• _Task_:
Transcribe all of the records word for word, but omit the pictures.

--- BEGIN ---

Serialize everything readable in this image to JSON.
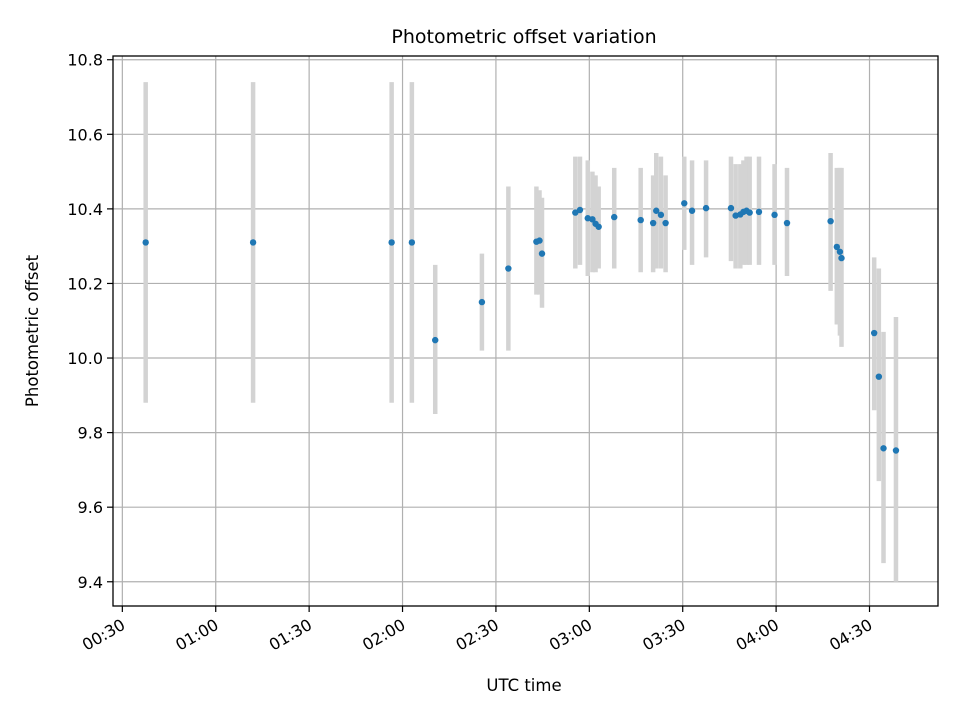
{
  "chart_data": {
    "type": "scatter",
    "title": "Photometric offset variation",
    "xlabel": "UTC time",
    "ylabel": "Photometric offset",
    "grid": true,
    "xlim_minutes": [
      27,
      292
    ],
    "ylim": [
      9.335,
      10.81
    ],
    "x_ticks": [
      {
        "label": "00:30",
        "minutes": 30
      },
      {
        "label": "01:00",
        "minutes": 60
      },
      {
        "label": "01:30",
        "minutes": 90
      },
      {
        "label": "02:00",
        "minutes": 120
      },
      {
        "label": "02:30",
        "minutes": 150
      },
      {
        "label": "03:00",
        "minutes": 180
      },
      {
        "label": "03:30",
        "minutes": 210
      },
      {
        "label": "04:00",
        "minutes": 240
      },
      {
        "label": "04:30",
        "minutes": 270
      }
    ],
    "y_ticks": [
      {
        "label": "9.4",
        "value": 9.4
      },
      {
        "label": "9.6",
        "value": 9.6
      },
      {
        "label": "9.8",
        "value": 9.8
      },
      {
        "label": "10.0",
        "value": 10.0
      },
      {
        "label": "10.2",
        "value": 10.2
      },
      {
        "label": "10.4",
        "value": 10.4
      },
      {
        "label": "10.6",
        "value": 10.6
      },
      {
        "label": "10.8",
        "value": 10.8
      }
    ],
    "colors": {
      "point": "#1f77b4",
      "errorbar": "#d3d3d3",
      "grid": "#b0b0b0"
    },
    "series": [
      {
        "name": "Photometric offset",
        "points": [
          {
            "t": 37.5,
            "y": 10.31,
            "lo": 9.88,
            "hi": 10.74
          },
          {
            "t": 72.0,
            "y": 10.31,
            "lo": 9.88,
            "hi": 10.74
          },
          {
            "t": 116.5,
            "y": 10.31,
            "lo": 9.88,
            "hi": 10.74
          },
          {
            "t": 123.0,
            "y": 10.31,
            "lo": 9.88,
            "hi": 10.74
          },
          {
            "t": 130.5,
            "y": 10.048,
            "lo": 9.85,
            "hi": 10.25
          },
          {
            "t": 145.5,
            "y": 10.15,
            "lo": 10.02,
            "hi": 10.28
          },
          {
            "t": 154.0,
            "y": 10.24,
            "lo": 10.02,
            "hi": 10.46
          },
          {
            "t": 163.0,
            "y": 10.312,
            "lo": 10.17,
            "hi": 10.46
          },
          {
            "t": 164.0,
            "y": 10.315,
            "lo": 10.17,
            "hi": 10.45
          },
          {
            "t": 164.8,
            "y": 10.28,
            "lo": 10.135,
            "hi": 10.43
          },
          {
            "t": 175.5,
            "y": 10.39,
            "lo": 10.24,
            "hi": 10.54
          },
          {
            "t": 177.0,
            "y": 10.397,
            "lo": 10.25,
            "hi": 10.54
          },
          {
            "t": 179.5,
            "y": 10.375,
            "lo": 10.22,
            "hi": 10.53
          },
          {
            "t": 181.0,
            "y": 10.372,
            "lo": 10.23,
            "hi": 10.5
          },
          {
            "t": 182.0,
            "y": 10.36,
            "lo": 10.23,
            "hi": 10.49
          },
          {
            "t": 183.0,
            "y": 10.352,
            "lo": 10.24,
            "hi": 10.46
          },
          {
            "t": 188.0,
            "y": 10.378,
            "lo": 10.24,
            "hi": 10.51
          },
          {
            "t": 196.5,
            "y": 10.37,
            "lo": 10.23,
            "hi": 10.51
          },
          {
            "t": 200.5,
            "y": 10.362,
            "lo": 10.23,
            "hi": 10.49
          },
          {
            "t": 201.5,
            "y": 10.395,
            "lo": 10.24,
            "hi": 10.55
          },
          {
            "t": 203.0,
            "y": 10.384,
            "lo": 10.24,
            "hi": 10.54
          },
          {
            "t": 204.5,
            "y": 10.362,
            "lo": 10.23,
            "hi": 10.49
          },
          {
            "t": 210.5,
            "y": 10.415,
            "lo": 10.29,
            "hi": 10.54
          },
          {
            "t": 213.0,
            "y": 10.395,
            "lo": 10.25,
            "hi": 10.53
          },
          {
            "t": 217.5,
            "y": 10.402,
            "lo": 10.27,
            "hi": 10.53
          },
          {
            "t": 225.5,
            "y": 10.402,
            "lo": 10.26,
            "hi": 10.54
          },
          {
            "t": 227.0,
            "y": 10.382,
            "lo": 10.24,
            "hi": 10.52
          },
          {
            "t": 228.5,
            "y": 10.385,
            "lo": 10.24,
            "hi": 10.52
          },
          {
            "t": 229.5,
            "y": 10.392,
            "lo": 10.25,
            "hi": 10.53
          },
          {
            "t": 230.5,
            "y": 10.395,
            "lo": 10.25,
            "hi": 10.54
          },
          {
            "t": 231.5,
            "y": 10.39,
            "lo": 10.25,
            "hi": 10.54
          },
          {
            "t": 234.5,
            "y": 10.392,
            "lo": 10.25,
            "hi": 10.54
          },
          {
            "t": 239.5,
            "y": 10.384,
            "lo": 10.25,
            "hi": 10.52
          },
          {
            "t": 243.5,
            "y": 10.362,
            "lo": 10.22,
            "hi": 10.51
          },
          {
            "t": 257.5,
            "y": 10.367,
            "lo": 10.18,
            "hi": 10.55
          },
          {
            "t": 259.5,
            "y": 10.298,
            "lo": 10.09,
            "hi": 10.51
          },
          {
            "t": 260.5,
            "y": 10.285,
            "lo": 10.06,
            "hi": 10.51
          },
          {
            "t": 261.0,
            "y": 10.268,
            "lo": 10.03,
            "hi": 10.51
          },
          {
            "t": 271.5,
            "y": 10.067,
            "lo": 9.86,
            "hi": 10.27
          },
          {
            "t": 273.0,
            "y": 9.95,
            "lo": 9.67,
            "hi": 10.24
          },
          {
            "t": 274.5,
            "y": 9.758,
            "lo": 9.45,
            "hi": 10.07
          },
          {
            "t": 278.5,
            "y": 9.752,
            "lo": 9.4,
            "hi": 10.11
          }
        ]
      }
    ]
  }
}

--- END ---

• _The reply_:
Serialize everything readable in this image to JSON.
{
  "chart_data": {
    "type": "scatter",
    "title": "Photometric offset variation",
    "xlabel": "UTC time",
    "ylabel": "Photometric offset",
    "grid": true,
    "xlim_minutes": [
      27,
      292
    ],
    "ylim": [
      9.335,
      10.81
    ],
    "x_ticks": [
      {
        "label": "00:30",
        "minutes": 30
      },
      {
        "label": "01:00",
        "minutes": 60
      },
      {
        "label": "01:30",
        "minutes": 90
      },
      {
        "label": "02:00",
        "minutes": 120
      },
      {
        "label": "02:30",
        "minutes": 150
      },
      {
        "label": "03:00",
        "minutes": 180
      },
      {
        "label": "03:30",
        "minutes": 210
      },
      {
        "label": "04:00",
        "minutes": 240
      },
      {
        "label": "04:30",
        "minutes": 270
      }
    ],
    "y_ticks": [
      {
        "label": "9.4",
        "value": 9.4
      },
      {
        "label": "9.6",
        "value": 9.6
      },
      {
        "label": "9.8",
        "value": 9.8
      },
      {
        "label": "10.0",
        "value": 10.0
      },
      {
        "label": "10.2",
        "value": 10.2
      },
      {
        "label": "10.4",
        "value": 10.4
      },
      {
        "label": "10.6",
        "value": 10.6
      },
      {
        "label": "10.8",
        "value": 10.8
      }
    ],
    "colors": {
      "point": "#1f77b4",
      "errorbar": "#d3d3d3",
      "grid": "#b0b0b0"
    },
    "series": [
      {
        "name": "Photometric offset",
        "points": [
          {
            "t": 37.5,
            "y": 10.31,
            "lo": 9.88,
            "hi": 10.74
          },
          {
            "t": 72.0,
            "y": 10.31,
            "lo": 9.88,
            "hi": 10.74
          },
          {
            "t": 116.5,
            "y": 10.31,
            "lo": 9.88,
            "hi": 10.74
          },
          {
            "t": 123.0,
            "y": 10.31,
            "lo": 9.88,
            "hi": 10.74
          },
          {
            "t": 130.5,
            "y": 10.048,
            "lo": 9.85,
            "hi": 10.25
          },
          {
            "t": 145.5,
            "y": 10.15,
            "lo": 10.02,
            "hi": 10.28
          },
          {
            "t": 154.0,
            "y": 10.24,
            "lo": 10.02,
            "hi": 10.46
          },
          {
            "t": 163.0,
            "y": 10.312,
            "lo": 10.17,
            "hi": 10.46
          },
          {
            "t": 164.0,
            "y": 10.315,
            "lo": 10.17,
            "hi": 10.45
          },
          {
            "t": 164.8,
            "y": 10.28,
            "lo": 10.135,
            "hi": 10.43
          },
          {
            "t": 175.5,
            "y": 10.39,
            "lo": 10.24,
            "hi": 10.54
          },
          {
            "t": 177.0,
            "y": 10.397,
            "lo": 10.25,
            "hi": 10.54
          },
          {
            "t": 179.5,
            "y": 10.375,
            "lo": 10.22,
            "hi": 10.53
          },
          {
            "t": 181.0,
            "y": 10.372,
            "lo": 10.23,
            "hi": 10.5
          },
          {
            "t": 182.0,
            "y": 10.36,
            "lo": 10.23,
            "hi": 10.49
          },
          {
            "t": 183.0,
            "y": 10.352,
            "lo": 10.24,
            "hi": 10.46
          },
          {
            "t": 188.0,
            "y": 10.378,
            "lo": 10.24,
            "hi": 10.51
          },
          {
            "t": 196.5,
            "y": 10.37,
            "lo": 10.23,
            "hi": 10.51
          },
          {
            "t": 200.5,
            "y": 10.362,
            "lo": 10.23,
            "hi": 10.49
          },
          {
            "t": 201.5,
            "y": 10.395,
            "lo": 10.24,
            "hi": 10.55
          },
          {
            "t": 203.0,
            "y": 10.384,
            "lo": 10.24,
            "hi": 10.54
          },
          {
            "t": 204.5,
            "y": 10.362,
            "lo": 10.23,
            "hi": 10.49
          },
          {
            "t": 210.5,
            "y": 10.415,
            "lo": 10.29,
            "hi": 10.54
          },
          {
            "t": 213.0,
            "y": 10.395,
            "lo": 10.25,
            "hi": 10.53
          },
          {
            "t": 217.5,
            "y": 10.402,
            "lo": 10.27,
            "hi": 10.53
          },
          {
            "t": 225.5,
            "y": 10.402,
            "lo": 10.26,
            "hi": 10.54
          },
          {
            "t": 227.0,
            "y": 10.382,
            "lo": 10.24,
            "hi": 10.52
          },
          {
            "t": 228.5,
            "y": 10.385,
            "lo": 10.24,
            "hi": 10.52
          },
          {
            "t": 229.5,
            "y": 10.392,
            "lo": 10.25,
            "hi": 10.53
          },
          {
            "t": 230.5,
            "y": 10.395,
            "lo": 10.25,
            "hi": 10.54
          },
          {
            "t": 231.5,
            "y": 10.39,
            "lo": 10.25,
            "hi": 10.54
          },
          {
            "t": 234.5,
            "y": 10.392,
            "lo": 10.25,
            "hi": 10.54
          },
          {
            "t": 239.5,
            "y": 10.384,
            "lo": 10.25,
            "hi": 10.52
          },
          {
            "t": 243.5,
            "y": 10.362,
            "lo": 10.22,
            "hi": 10.51
          },
          {
            "t": 257.5,
            "y": 10.367,
            "lo": 10.18,
            "hi": 10.55
          },
          {
            "t": 259.5,
            "y": 10.298,
            "lo": 10.09,
            "hi": 10.51
          },
          {
            "t": 260.5,
            "y": 10.285,
            "lo": 10.06,
            "hi": 10.51
          },
          {
            "t": 261.0,
            "y": 10.268,
            "lo": 10.03,
            "hi": 10.51
          },
          {
            "t": 271.5,
            "y": 10.067,
            "lo": 9.86,
            "hi": 10.27
          },
          {
            "t": 273.0,
            "y": 9.95,
            "lo": 9.67,
            "hi": 10.24
          },
          {
            "t": 274.5,
            "y": 9.758,
            "lo": 9.45,
            "hi": 10.07
          },
          {
            "t": 278.5,
            "y": 9.752,
            "lo": 9.4,
            "hi": 10.11
          }
        ]
      }
    ]
  }
}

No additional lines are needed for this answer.